EXERCISE INSTRUCTIONS
Wherever the word "tank" appears in a line, extract that line.

** start of EXERCISE INPUT **

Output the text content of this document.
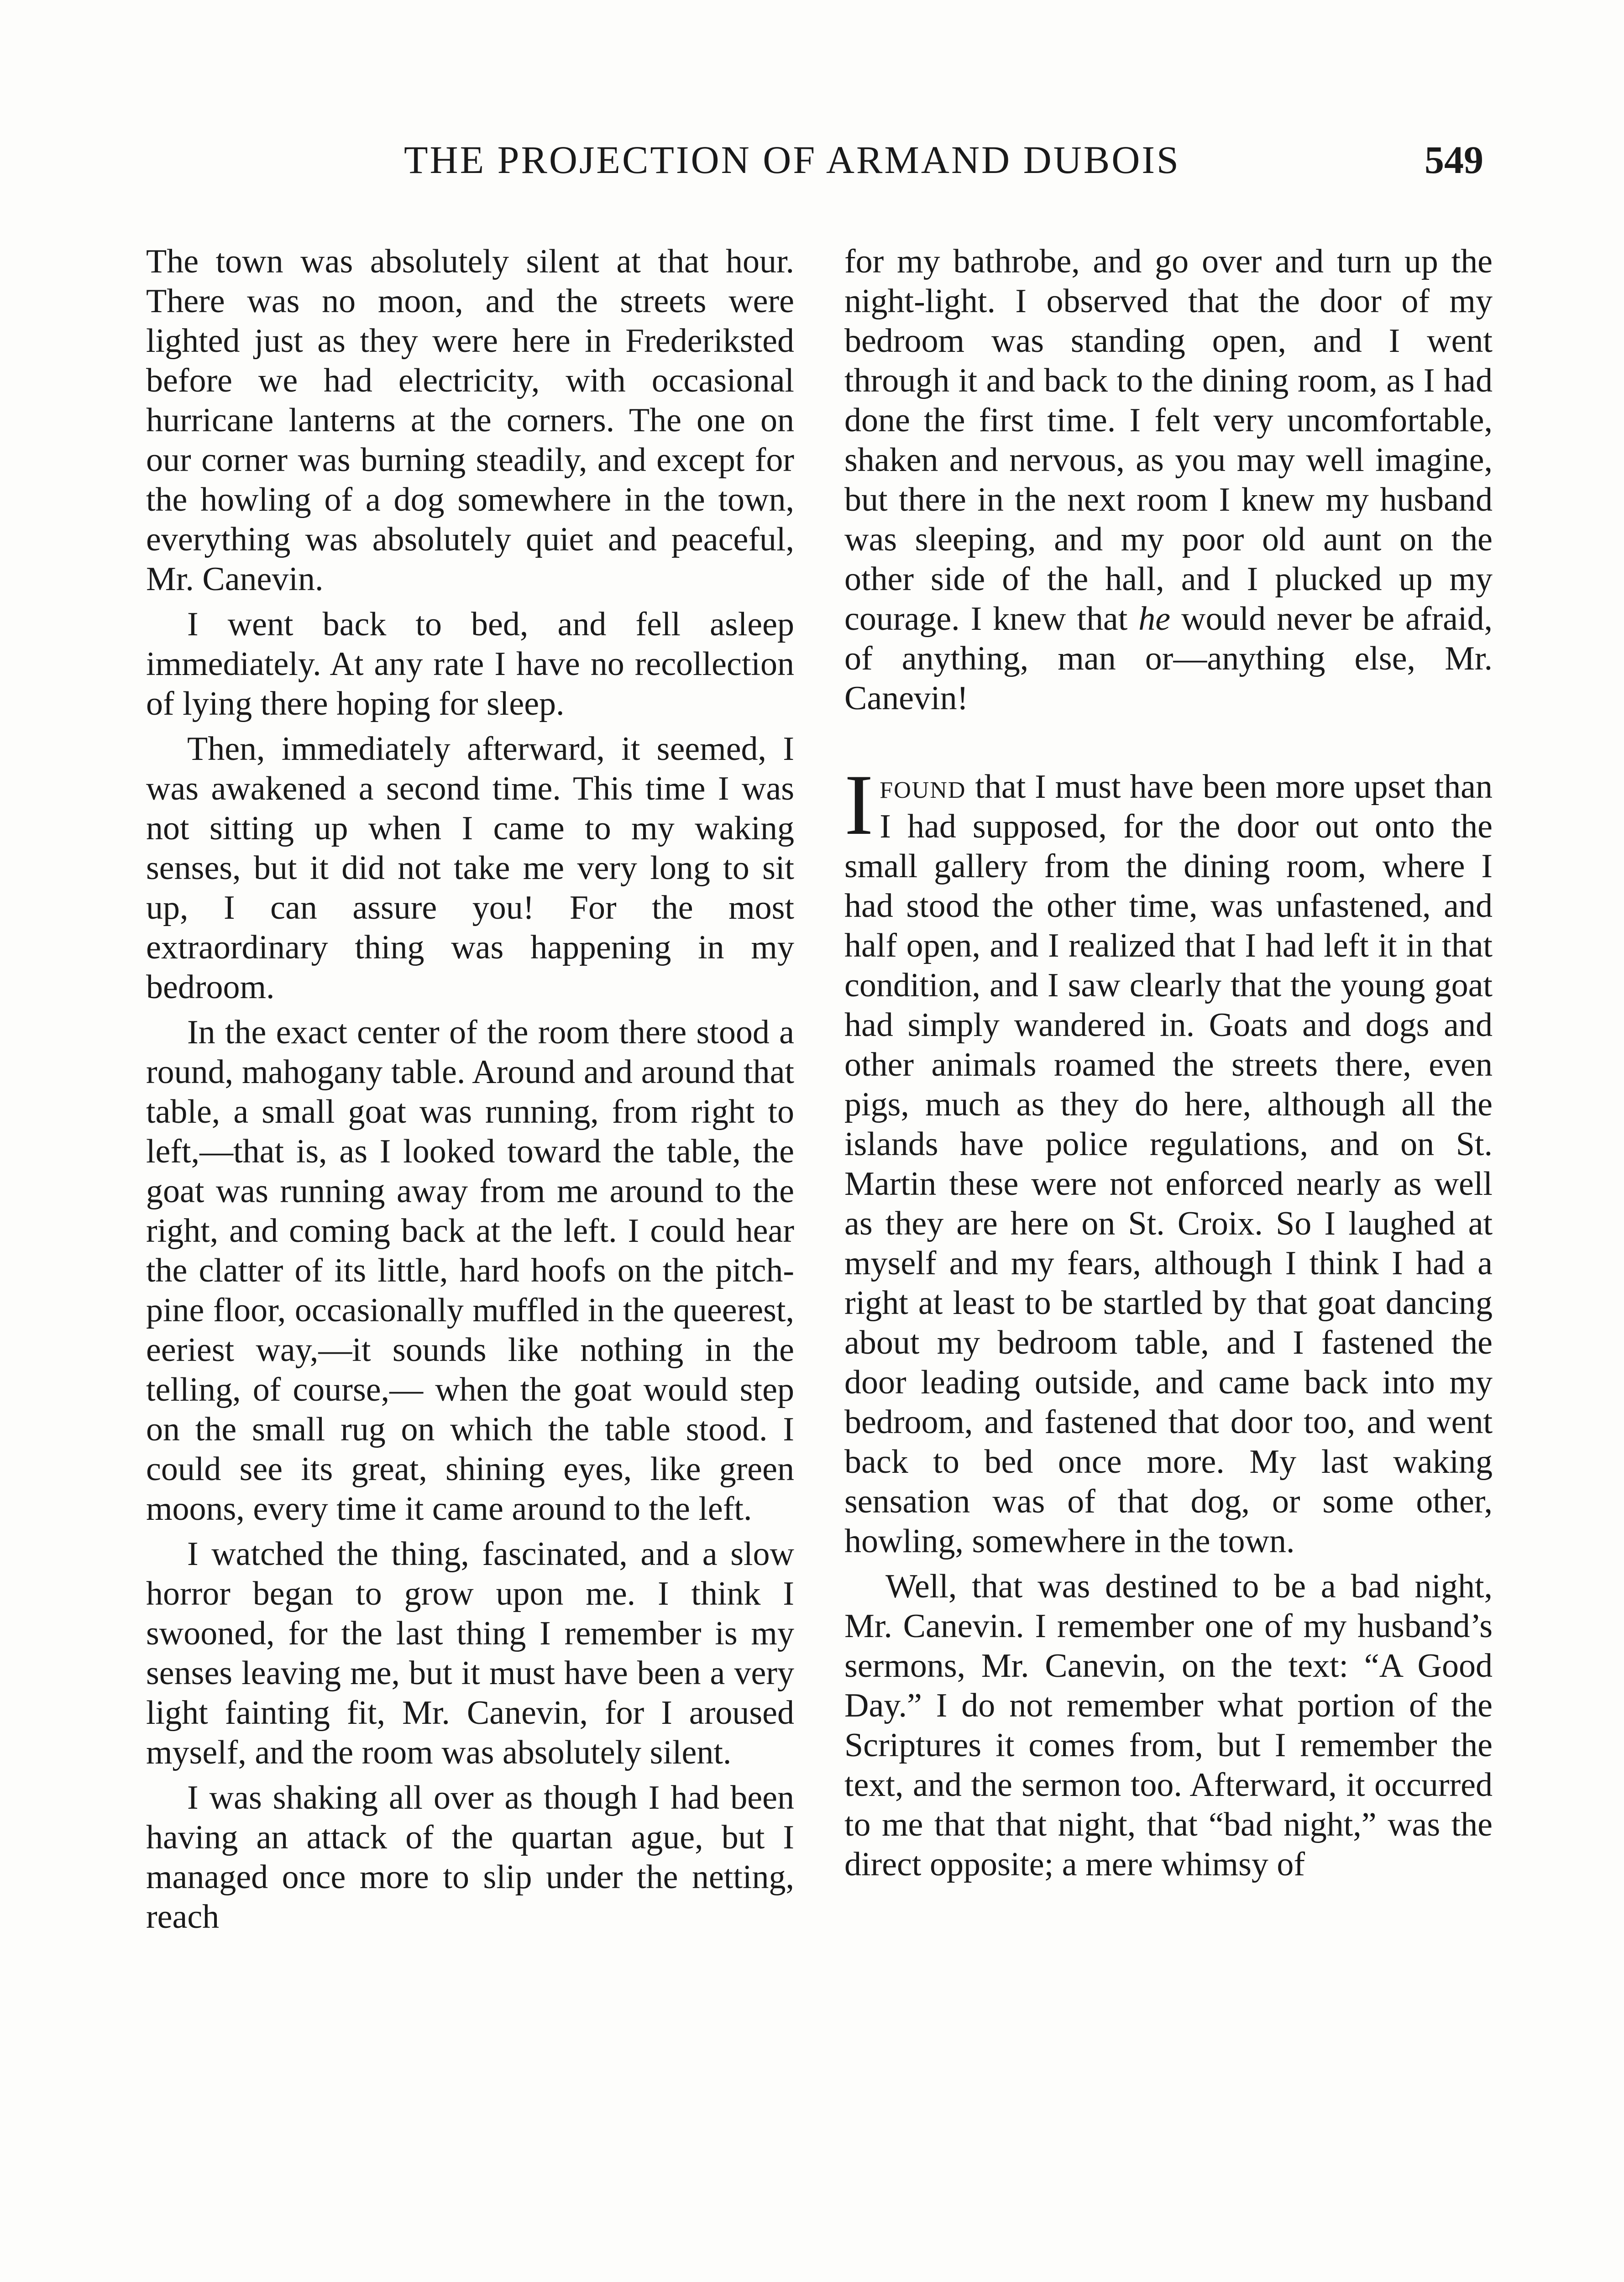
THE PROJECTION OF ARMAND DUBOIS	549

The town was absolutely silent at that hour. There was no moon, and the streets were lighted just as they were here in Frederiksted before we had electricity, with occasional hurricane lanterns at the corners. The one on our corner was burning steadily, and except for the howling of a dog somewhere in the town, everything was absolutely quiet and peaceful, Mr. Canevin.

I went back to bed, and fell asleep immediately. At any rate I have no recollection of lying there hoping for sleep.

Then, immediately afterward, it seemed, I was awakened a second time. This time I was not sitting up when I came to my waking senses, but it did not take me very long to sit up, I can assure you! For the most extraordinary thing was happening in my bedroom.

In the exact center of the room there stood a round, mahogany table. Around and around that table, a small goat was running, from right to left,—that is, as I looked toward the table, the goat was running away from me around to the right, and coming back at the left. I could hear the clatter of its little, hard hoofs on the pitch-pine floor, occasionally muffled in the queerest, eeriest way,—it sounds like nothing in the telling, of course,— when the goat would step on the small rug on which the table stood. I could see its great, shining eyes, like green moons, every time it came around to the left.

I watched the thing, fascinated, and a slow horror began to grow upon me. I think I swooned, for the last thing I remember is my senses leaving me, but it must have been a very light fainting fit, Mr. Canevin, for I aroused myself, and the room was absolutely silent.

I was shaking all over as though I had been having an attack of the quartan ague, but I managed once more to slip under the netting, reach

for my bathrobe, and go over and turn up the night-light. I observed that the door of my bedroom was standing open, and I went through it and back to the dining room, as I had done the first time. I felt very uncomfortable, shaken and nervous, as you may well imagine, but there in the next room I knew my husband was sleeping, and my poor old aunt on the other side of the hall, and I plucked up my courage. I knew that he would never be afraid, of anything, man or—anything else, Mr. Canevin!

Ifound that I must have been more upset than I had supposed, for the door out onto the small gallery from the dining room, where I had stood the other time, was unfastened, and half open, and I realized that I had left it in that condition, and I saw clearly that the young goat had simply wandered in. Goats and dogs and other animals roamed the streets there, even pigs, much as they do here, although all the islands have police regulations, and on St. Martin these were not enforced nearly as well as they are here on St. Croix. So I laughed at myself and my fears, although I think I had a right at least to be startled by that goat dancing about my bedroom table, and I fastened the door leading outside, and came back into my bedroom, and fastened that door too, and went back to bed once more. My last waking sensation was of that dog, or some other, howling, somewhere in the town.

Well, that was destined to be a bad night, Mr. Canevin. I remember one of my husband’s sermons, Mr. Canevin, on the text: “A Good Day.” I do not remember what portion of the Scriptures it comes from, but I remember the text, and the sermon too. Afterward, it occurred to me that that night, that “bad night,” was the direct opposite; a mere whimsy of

** end of EXERCISE INPUT **
** start of EXERCISE INPUT **

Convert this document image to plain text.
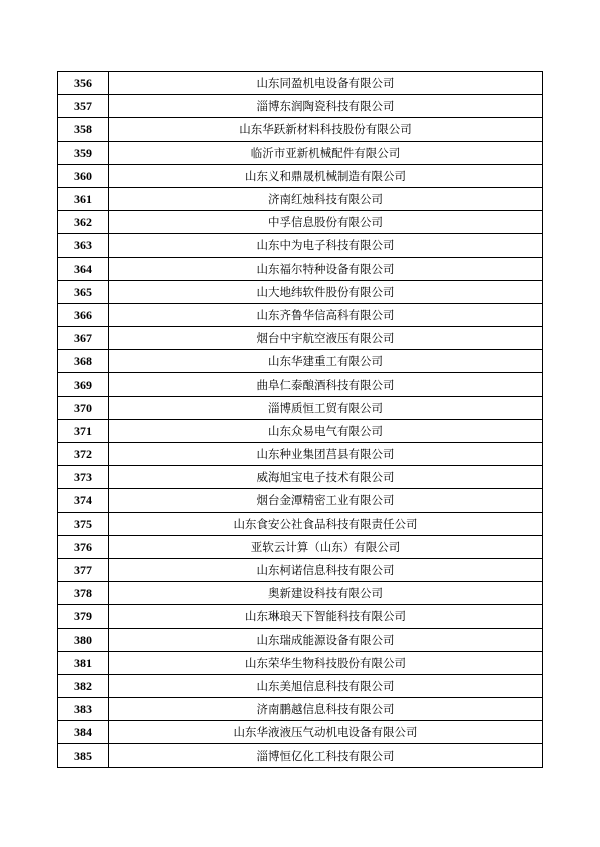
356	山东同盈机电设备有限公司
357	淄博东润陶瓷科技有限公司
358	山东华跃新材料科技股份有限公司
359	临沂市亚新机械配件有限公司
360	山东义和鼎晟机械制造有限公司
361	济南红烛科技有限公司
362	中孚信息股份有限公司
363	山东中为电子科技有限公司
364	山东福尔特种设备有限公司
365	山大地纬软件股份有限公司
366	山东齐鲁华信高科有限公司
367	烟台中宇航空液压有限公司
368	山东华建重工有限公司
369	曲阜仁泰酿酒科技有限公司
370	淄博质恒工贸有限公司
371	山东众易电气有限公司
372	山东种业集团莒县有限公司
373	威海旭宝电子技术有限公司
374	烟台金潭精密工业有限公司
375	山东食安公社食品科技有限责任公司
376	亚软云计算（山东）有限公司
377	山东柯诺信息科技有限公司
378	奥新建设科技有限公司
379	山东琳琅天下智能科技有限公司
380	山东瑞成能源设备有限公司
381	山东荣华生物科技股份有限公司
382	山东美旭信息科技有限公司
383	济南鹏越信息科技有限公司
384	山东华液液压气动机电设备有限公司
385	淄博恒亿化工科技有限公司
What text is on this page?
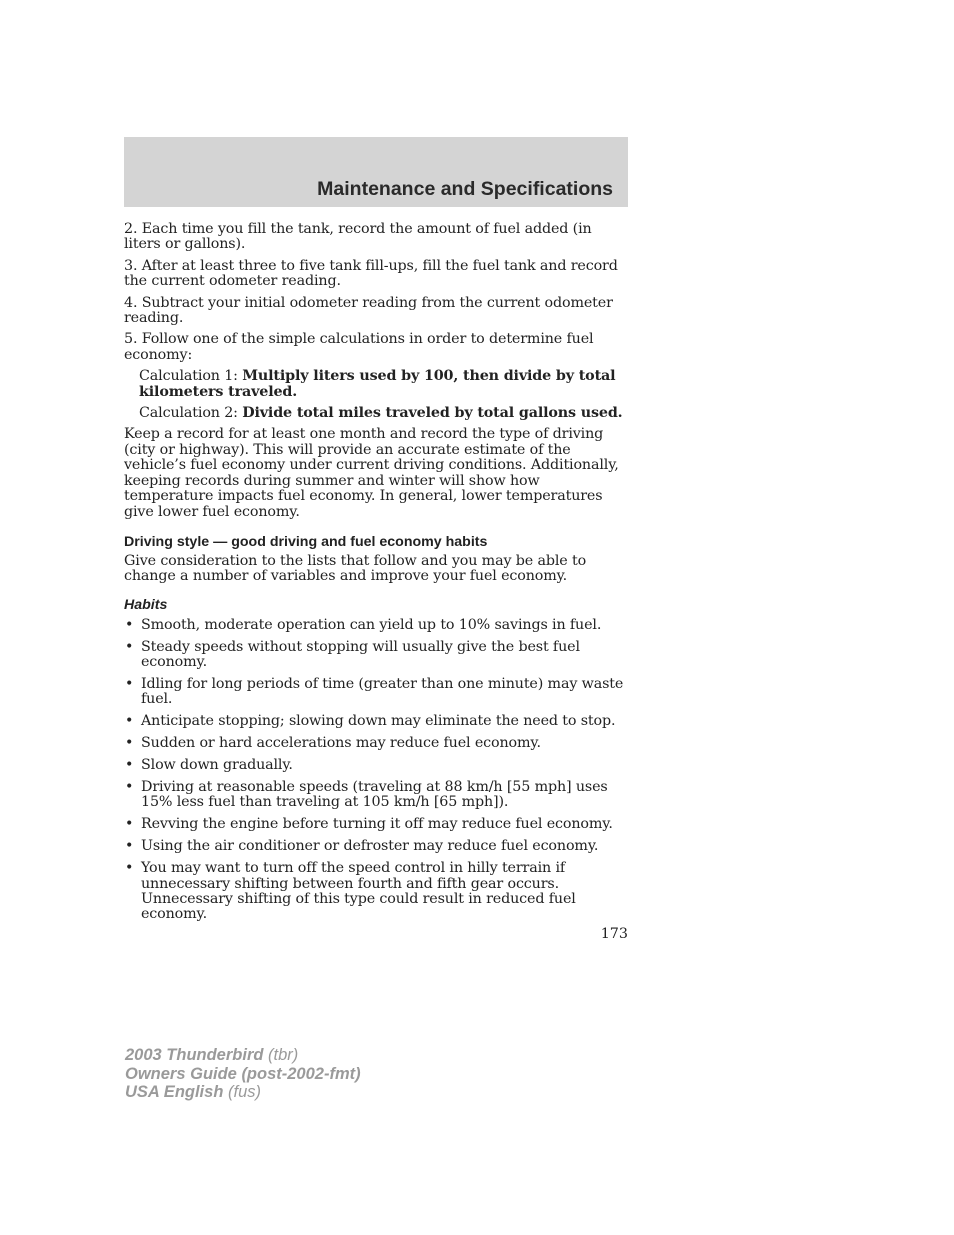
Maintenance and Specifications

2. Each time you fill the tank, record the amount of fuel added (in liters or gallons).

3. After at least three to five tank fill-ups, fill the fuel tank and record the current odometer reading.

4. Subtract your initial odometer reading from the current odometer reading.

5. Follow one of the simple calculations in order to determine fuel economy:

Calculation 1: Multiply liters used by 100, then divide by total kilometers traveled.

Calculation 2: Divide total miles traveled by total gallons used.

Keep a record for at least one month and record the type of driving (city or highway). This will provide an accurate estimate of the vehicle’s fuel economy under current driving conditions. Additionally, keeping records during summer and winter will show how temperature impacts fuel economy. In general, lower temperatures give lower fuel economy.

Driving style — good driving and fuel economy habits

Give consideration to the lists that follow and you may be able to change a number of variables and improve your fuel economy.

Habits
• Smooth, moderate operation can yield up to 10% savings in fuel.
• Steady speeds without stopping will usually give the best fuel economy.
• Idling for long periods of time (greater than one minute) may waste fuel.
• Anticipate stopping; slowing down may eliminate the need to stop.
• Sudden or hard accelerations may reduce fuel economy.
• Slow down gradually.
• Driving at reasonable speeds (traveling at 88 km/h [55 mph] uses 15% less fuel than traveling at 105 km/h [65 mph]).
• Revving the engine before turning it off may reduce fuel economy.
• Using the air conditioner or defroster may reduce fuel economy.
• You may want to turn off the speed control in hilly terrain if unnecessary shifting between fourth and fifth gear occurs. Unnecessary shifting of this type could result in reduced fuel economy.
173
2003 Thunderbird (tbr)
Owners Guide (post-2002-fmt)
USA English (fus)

** end of EXERCISE INPUT **
** start of EXERCISE INPUT **

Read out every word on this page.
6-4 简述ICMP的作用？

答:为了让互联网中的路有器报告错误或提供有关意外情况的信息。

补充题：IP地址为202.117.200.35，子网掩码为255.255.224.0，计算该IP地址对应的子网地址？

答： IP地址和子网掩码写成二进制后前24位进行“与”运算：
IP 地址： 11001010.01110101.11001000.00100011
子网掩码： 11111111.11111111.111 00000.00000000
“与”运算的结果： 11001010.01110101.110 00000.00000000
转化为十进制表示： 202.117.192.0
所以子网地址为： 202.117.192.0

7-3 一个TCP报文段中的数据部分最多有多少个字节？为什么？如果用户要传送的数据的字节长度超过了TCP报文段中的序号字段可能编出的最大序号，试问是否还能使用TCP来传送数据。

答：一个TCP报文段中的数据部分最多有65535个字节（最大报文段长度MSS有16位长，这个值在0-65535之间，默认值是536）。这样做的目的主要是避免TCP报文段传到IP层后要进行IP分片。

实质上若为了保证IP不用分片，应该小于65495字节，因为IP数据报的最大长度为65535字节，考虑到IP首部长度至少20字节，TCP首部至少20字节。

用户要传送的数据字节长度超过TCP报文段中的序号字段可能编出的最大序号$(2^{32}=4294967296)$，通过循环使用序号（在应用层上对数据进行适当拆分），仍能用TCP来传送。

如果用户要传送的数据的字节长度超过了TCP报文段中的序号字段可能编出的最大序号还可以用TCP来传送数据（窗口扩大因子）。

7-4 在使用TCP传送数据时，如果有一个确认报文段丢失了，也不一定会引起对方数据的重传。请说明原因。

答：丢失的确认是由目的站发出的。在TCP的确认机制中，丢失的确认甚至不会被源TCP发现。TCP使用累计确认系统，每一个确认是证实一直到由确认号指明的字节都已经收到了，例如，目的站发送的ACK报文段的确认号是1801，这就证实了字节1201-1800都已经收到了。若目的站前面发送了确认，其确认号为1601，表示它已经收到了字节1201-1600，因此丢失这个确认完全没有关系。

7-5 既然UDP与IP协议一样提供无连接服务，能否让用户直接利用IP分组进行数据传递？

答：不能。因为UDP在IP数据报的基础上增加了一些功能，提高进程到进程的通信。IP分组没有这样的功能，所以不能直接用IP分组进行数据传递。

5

** end of EXERCISE INPUT **

EXERCISE RESPONSE
2. Each time you fill the tank, record the amount of fuel added (in liters or gallons).
3. After at least three to five tank fill-ups, fill the fuel tank and record the current odometer reading.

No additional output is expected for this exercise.